GOAL OF THE EXERCISE ▸ Which lines below hold the word "Total"? Copy all of them.

PROVIDED RECORDS ▸

================================

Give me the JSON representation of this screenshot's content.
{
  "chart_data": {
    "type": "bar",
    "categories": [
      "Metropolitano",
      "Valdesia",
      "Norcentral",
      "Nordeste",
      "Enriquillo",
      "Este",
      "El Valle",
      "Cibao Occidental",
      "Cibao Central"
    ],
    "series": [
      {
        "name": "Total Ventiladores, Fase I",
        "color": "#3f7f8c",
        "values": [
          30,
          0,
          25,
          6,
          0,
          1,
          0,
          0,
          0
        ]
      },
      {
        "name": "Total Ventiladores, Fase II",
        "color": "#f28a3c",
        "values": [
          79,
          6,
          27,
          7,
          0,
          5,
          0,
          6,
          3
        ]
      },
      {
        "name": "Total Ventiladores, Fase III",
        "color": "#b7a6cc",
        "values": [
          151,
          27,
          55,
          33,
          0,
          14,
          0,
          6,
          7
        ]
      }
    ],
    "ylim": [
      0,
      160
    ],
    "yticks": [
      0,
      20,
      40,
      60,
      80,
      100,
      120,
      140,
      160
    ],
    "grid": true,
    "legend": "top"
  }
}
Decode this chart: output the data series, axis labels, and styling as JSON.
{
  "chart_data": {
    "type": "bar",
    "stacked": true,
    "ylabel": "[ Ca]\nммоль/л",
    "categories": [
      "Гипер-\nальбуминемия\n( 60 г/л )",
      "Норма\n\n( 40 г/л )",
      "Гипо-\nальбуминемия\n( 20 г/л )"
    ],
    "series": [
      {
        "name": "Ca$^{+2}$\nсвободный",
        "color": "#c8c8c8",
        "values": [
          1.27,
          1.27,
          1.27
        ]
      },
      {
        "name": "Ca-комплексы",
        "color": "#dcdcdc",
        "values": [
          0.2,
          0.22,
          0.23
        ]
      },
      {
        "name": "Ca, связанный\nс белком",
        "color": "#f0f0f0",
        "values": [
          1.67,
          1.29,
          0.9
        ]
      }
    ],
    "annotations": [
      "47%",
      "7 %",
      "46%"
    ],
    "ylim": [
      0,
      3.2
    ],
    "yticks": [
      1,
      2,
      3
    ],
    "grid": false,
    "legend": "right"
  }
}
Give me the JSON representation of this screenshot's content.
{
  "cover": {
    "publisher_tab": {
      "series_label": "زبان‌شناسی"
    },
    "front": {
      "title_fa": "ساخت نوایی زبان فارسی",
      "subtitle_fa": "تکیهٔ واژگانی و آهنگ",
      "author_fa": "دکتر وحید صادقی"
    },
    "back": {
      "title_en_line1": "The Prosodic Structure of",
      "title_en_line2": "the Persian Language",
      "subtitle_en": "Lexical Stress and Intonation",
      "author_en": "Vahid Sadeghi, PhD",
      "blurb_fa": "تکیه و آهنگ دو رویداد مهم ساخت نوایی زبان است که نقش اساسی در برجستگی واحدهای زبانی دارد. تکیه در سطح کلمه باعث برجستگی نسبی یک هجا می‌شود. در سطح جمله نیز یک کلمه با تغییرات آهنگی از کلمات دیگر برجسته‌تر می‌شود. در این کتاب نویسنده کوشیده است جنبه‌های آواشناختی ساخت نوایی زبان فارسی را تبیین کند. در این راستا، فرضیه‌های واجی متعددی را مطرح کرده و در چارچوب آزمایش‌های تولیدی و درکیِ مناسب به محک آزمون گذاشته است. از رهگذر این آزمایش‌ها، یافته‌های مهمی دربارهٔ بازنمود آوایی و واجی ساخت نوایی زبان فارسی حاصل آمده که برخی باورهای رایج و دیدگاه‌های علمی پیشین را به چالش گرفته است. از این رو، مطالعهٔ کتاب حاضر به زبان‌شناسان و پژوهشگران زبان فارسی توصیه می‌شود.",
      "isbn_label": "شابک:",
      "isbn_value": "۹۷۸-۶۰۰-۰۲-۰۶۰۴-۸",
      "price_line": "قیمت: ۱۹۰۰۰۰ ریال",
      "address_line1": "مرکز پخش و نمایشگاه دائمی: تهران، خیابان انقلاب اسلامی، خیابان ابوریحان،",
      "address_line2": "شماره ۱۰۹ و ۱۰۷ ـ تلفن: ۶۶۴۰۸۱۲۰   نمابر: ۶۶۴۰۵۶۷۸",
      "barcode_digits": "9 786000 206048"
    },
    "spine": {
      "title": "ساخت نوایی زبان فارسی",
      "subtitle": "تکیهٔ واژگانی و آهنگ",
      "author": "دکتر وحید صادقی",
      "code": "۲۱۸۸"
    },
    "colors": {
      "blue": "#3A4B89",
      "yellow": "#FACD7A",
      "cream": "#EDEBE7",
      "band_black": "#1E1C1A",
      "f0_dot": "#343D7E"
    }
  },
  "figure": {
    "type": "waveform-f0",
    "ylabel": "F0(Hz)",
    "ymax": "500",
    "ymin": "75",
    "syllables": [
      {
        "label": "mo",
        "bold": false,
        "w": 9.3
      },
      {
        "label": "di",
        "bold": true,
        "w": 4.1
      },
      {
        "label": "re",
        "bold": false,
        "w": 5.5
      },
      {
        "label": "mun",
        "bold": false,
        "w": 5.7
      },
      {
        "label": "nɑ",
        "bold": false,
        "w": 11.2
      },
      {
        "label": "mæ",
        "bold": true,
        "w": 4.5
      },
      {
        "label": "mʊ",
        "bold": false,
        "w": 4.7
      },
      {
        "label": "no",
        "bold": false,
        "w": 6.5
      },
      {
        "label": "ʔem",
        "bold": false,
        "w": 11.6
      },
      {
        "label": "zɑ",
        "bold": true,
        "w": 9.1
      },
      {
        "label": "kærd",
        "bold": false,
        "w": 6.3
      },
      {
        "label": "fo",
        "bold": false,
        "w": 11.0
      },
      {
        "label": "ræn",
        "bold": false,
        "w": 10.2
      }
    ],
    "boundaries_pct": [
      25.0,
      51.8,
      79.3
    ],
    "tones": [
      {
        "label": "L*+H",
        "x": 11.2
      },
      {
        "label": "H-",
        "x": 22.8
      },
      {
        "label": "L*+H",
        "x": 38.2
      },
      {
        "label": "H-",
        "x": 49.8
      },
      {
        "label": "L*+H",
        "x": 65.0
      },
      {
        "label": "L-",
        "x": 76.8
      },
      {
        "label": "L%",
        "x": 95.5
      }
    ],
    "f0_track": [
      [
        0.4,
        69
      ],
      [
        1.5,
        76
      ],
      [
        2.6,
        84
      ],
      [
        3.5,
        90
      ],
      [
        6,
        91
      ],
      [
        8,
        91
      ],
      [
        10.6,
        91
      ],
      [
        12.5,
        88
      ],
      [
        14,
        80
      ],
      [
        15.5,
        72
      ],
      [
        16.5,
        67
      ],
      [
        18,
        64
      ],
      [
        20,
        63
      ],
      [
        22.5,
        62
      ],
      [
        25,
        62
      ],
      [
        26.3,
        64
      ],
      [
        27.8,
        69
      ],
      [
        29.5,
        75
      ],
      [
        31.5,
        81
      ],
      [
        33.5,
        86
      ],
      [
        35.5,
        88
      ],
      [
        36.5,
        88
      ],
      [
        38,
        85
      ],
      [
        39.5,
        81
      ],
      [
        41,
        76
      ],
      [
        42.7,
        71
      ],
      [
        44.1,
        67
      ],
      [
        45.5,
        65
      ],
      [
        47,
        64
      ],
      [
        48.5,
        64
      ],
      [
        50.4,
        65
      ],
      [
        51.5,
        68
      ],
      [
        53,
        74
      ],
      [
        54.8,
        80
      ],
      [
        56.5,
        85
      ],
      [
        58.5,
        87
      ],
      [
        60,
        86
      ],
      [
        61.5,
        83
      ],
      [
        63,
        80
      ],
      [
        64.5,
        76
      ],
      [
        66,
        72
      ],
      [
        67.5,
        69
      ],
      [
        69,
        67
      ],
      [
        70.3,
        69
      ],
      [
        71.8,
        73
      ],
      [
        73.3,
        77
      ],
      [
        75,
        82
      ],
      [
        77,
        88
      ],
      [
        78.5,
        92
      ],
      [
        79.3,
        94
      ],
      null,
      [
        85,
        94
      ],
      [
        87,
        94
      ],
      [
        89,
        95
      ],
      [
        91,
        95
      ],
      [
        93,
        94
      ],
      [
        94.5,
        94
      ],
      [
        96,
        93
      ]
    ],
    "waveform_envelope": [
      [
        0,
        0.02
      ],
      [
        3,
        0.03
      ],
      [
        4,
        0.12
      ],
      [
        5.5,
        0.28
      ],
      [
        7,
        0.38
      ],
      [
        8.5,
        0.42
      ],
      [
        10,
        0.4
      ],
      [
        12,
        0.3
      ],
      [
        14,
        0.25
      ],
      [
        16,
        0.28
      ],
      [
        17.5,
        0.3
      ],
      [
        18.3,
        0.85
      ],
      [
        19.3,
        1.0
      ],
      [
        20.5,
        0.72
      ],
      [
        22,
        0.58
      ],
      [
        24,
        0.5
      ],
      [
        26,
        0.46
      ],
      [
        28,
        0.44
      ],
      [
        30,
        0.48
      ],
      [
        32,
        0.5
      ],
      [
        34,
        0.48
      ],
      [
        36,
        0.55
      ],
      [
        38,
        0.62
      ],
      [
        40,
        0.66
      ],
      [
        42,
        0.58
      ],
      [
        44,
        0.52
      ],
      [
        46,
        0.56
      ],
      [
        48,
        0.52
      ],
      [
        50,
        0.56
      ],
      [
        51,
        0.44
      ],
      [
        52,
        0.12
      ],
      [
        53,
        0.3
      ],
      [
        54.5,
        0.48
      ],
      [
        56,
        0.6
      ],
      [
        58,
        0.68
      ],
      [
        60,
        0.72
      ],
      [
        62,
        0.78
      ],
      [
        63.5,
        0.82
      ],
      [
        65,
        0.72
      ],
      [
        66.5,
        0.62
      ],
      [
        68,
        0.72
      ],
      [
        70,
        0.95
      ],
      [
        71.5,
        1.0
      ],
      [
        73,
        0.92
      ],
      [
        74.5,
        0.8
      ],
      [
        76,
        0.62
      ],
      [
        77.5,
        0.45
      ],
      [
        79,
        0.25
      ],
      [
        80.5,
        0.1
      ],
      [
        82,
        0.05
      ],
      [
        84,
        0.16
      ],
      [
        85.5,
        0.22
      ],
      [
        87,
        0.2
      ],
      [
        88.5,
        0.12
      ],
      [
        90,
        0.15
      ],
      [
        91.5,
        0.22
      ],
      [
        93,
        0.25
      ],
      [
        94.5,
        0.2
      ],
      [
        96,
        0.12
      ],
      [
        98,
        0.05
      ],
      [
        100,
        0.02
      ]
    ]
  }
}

================================

RESPONSE TO THIS EXERCISE ▸
        "name": "Total Ventiladores, Fase I",
        "name": "Total Ventiladores, Fase II",
        "name": "Total Ventiladores, Fase III",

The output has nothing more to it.